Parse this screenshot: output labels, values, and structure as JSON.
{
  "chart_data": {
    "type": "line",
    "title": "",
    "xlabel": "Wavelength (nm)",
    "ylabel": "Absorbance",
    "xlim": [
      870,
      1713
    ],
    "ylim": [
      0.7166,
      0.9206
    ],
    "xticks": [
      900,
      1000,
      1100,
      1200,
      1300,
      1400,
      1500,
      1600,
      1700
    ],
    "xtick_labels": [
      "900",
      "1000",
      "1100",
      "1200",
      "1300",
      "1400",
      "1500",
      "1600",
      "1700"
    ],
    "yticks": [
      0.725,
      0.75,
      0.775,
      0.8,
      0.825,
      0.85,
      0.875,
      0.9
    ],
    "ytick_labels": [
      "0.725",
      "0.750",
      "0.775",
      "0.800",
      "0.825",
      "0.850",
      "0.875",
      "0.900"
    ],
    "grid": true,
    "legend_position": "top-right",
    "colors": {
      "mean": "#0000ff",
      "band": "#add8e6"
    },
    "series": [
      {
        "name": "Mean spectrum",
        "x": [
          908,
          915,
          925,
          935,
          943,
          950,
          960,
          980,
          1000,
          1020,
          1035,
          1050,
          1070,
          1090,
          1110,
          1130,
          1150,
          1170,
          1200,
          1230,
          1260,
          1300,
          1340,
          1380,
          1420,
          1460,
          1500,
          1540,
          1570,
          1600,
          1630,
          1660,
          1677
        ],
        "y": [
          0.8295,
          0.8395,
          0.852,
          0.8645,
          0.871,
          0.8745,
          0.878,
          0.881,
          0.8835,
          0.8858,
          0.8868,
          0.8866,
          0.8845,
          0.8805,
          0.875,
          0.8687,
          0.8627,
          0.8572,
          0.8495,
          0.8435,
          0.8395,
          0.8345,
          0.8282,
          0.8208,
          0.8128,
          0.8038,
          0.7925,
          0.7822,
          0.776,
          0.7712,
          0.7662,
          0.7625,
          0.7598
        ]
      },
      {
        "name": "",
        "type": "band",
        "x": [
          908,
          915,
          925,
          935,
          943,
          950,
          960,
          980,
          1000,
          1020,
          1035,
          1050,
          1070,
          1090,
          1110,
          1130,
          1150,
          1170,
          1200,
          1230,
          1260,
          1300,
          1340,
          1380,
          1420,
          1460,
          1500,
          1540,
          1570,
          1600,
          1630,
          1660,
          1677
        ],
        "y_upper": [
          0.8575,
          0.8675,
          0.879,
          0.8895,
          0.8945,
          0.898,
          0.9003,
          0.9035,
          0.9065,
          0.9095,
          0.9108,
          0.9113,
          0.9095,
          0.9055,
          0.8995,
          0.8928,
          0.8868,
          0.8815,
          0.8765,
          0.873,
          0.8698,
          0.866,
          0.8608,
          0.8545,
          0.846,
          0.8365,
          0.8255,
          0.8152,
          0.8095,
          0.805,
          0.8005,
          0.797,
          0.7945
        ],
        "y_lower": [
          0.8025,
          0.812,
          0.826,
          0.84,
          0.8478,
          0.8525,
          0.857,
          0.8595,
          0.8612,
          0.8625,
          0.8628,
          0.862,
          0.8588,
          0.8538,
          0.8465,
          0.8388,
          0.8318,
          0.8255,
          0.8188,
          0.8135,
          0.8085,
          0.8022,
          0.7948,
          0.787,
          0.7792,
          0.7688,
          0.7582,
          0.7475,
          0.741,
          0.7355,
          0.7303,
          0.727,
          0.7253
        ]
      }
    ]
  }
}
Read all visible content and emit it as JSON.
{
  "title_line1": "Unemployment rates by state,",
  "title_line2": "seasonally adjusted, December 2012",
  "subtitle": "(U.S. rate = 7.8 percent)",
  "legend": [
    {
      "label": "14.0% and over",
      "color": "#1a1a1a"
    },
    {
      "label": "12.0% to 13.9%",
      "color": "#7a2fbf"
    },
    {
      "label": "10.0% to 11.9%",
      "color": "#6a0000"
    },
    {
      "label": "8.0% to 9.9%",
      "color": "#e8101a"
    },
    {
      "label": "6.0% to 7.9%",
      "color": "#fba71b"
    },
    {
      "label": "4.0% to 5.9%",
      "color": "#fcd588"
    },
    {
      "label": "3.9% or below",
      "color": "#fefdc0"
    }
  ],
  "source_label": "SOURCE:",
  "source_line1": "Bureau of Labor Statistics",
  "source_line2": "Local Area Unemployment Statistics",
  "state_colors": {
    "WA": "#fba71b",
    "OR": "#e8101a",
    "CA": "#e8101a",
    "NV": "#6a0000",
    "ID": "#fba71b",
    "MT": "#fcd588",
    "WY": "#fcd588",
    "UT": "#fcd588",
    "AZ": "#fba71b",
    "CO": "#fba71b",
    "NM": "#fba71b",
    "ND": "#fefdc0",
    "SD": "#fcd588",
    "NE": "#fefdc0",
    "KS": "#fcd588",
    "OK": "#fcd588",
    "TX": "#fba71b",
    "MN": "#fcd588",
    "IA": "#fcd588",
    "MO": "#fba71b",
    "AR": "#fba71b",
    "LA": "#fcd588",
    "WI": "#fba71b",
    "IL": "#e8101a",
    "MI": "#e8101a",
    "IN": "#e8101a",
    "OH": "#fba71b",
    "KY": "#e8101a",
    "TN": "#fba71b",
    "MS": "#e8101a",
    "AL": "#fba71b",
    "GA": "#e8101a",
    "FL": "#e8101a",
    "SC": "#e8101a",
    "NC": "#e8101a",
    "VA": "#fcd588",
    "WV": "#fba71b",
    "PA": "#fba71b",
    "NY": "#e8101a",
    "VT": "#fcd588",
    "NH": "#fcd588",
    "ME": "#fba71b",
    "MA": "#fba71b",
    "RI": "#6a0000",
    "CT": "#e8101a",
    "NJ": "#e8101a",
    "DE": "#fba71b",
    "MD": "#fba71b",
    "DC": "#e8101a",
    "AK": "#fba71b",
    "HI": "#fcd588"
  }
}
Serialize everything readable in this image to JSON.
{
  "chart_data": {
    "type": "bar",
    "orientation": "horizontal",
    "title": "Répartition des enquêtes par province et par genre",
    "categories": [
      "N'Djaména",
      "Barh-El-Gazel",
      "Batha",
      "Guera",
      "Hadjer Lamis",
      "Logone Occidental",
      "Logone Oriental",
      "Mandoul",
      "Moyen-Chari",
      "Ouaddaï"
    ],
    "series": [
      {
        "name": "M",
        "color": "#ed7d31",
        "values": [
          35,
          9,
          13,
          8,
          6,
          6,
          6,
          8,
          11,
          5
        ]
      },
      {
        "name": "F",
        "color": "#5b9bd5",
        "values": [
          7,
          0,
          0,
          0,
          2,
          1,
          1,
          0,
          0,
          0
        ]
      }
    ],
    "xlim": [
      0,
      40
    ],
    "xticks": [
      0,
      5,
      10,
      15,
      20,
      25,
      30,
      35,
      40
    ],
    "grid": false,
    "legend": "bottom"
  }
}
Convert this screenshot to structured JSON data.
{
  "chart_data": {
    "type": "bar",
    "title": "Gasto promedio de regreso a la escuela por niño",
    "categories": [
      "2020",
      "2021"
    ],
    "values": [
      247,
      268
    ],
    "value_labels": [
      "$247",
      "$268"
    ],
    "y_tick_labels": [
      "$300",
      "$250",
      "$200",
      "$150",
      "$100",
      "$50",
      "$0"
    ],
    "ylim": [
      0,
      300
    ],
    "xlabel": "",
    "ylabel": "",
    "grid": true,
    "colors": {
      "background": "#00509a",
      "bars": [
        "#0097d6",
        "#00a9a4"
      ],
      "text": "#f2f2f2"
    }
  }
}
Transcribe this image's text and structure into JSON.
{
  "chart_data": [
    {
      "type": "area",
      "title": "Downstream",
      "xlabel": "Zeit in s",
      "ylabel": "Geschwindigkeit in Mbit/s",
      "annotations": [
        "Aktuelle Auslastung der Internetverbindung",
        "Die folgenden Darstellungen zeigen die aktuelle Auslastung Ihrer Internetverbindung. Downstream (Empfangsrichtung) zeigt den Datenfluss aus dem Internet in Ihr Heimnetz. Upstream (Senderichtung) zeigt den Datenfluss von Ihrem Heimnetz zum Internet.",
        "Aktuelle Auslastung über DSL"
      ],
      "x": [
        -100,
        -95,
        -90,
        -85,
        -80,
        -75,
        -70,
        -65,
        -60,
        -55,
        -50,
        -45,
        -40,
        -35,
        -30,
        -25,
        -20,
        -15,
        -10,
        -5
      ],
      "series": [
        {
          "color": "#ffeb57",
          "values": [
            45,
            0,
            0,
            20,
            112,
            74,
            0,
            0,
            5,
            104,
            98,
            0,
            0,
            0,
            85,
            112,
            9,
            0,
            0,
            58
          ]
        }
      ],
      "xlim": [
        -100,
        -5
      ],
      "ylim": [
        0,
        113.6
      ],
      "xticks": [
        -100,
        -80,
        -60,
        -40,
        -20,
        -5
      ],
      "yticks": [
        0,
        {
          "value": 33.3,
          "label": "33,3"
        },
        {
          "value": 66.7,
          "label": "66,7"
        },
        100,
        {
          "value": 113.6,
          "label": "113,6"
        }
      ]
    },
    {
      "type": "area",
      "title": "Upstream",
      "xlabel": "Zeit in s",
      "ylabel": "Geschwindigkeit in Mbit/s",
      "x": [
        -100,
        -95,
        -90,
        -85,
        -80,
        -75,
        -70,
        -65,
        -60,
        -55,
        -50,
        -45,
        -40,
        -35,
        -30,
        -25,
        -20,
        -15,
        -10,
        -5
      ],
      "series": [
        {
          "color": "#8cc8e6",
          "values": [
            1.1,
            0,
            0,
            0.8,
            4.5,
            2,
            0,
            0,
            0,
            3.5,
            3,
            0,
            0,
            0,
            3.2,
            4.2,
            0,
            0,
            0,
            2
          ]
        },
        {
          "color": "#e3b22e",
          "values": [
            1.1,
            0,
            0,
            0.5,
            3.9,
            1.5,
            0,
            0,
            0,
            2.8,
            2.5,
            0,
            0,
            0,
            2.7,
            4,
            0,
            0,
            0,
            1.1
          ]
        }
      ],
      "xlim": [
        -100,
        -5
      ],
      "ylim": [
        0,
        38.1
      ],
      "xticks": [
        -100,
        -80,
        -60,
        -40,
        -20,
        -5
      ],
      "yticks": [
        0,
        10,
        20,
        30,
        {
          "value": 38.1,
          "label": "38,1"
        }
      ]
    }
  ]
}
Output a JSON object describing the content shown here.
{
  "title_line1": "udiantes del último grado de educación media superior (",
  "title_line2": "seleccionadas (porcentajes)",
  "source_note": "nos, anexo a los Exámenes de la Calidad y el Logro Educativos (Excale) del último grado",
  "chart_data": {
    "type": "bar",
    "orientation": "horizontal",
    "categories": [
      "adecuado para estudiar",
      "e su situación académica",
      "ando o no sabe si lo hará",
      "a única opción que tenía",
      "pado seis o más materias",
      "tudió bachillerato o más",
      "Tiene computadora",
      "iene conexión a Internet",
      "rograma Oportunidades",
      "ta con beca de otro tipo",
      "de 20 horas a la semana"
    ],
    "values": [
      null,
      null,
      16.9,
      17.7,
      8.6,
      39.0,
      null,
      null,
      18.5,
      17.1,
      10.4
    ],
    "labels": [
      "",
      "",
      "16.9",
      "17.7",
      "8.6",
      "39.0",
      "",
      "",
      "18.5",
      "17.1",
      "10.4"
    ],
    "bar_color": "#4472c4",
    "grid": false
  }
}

- [What is required]: Count how many lines in the data above hold the string "último", and give the number with no other words.

- [Problem solution]: 2